##### Data for the task

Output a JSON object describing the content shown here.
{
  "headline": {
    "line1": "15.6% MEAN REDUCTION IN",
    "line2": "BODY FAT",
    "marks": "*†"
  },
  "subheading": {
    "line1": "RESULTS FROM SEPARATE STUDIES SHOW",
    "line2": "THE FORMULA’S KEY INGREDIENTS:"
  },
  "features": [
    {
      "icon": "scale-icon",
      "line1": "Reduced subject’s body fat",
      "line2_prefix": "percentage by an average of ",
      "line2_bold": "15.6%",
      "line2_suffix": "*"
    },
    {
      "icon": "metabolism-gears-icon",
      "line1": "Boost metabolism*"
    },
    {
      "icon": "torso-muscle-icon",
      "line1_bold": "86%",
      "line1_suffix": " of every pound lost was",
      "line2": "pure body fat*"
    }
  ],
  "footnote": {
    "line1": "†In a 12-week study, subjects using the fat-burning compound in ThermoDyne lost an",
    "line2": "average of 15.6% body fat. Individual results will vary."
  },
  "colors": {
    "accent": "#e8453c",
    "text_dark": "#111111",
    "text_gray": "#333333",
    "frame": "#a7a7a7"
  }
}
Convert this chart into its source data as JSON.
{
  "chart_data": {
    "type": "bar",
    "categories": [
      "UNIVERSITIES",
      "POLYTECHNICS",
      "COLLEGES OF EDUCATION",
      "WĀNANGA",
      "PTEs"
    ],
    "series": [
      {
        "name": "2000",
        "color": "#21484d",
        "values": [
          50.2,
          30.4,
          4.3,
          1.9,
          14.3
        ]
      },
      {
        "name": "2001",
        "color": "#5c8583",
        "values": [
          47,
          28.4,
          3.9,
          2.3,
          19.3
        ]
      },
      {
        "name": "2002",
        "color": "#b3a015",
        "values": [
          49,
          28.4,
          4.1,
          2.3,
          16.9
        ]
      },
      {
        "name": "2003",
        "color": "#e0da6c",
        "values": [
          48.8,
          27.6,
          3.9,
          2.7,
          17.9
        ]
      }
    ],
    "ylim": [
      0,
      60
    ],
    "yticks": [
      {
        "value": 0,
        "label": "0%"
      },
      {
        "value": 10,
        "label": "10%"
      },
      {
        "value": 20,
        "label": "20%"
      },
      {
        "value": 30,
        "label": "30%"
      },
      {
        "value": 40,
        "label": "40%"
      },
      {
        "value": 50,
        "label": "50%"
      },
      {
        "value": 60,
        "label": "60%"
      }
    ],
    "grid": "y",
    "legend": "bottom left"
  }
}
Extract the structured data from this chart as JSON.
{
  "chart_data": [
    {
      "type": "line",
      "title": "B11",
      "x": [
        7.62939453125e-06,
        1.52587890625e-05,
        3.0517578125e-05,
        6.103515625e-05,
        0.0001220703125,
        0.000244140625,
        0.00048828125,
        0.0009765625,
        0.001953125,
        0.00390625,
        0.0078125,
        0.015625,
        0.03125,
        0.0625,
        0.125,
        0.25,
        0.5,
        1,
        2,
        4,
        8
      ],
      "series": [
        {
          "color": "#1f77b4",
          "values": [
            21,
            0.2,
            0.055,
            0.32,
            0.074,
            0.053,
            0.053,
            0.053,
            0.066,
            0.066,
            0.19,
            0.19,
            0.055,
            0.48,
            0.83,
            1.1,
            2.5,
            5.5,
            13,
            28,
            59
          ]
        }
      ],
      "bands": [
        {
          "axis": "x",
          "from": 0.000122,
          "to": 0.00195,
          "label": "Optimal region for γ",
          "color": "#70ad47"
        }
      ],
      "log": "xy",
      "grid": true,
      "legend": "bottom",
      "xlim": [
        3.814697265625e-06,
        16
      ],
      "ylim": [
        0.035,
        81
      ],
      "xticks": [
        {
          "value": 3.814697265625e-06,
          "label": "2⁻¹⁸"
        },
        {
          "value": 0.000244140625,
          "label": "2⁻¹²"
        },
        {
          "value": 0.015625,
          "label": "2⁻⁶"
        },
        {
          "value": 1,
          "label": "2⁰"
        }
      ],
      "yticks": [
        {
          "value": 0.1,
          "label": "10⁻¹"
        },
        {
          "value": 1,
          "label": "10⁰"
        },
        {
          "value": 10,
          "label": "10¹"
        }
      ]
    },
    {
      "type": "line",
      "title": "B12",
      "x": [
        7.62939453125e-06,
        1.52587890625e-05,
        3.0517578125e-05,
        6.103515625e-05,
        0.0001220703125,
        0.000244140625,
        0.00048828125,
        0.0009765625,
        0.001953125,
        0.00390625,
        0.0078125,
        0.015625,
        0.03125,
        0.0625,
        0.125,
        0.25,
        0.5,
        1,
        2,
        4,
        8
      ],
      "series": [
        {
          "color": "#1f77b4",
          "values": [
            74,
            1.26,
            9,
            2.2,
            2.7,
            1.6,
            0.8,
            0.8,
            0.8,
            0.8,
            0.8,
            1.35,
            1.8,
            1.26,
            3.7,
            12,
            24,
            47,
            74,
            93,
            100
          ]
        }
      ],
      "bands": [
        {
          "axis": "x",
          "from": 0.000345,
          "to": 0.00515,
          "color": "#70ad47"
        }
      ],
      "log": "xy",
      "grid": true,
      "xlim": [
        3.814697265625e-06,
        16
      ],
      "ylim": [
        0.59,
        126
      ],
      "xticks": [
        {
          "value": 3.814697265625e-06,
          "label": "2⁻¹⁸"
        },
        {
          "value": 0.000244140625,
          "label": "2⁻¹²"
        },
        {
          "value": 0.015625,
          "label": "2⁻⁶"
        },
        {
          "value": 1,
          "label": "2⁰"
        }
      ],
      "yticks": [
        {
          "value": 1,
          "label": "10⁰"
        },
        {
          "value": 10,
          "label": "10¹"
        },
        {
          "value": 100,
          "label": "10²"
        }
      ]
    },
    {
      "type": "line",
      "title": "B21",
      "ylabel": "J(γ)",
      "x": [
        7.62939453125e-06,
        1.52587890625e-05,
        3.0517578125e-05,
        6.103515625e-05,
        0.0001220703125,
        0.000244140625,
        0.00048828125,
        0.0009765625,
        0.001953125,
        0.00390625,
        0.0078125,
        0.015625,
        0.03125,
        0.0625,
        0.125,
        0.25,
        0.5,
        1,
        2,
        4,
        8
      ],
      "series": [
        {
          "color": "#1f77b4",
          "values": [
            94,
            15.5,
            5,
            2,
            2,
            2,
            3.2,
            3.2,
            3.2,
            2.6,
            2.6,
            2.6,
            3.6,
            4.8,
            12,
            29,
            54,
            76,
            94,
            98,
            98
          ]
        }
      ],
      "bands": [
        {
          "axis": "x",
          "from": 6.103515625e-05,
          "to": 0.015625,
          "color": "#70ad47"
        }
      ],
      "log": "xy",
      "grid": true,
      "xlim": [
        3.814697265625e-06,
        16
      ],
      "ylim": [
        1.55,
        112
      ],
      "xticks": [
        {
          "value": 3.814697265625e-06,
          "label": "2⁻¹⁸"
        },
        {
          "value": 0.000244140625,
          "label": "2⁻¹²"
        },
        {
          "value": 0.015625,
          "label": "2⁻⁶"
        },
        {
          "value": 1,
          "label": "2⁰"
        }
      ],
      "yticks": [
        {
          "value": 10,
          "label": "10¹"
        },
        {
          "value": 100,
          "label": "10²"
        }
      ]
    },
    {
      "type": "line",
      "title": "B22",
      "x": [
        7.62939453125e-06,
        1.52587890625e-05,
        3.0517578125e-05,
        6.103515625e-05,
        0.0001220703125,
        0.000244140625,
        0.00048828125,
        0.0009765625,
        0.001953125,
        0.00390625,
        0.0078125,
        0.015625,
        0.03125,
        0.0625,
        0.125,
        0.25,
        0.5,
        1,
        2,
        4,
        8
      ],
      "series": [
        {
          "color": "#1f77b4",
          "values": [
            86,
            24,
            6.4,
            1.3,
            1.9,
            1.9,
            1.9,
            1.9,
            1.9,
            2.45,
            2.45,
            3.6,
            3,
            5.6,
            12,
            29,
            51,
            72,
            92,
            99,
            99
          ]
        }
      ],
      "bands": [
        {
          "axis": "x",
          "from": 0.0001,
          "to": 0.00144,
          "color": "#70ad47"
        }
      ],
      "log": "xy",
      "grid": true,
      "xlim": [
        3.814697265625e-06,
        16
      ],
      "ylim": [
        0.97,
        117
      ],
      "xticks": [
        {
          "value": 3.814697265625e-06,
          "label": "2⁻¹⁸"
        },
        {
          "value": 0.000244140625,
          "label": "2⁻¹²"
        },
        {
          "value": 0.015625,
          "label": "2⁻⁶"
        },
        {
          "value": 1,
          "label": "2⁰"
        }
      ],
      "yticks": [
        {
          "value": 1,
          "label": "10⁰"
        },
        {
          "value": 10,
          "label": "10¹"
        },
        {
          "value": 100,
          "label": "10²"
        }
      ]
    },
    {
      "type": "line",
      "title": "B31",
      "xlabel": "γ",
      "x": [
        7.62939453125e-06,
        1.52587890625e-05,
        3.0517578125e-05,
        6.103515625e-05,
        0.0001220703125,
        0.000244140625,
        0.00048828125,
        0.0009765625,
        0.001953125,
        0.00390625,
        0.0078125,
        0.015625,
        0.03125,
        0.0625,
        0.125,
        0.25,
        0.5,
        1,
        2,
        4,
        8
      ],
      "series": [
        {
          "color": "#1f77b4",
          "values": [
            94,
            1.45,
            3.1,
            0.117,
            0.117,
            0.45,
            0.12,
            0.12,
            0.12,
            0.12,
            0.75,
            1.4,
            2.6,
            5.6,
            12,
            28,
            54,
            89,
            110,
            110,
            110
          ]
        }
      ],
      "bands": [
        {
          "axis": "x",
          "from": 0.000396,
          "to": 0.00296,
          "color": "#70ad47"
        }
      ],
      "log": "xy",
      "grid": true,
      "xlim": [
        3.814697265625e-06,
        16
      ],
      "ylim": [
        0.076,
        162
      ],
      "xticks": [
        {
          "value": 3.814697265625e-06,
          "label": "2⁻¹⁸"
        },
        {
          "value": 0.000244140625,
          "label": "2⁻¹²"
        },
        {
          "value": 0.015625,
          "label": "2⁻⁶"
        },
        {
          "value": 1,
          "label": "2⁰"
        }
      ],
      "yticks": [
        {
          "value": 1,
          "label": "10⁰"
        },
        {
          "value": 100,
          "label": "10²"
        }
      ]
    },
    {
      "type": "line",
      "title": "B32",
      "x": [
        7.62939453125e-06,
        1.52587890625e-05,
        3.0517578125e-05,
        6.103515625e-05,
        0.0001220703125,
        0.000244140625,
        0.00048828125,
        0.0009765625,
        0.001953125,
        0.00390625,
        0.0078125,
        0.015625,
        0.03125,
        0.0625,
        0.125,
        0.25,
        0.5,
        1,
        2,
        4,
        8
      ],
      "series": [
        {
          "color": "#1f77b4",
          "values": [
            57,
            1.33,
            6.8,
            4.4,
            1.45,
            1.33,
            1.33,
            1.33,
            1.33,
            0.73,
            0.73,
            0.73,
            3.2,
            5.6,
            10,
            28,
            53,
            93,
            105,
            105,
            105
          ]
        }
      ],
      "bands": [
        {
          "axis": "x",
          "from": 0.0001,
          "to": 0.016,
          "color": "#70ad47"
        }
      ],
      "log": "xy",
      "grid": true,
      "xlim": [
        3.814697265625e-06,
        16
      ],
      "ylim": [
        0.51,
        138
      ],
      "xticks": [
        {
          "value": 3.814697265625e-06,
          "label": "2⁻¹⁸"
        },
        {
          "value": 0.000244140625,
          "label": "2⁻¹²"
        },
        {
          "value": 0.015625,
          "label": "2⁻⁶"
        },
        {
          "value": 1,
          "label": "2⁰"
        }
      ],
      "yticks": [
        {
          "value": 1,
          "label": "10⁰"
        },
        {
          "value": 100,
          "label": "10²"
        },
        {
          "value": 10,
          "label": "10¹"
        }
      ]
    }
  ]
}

##########

Task brief »
Select from the material above each line in which the string "name" appears, and list those lines.

Full solution »
        "name": "2000",
        "name": "2001",
        "name": "2002",
        "name": "2003",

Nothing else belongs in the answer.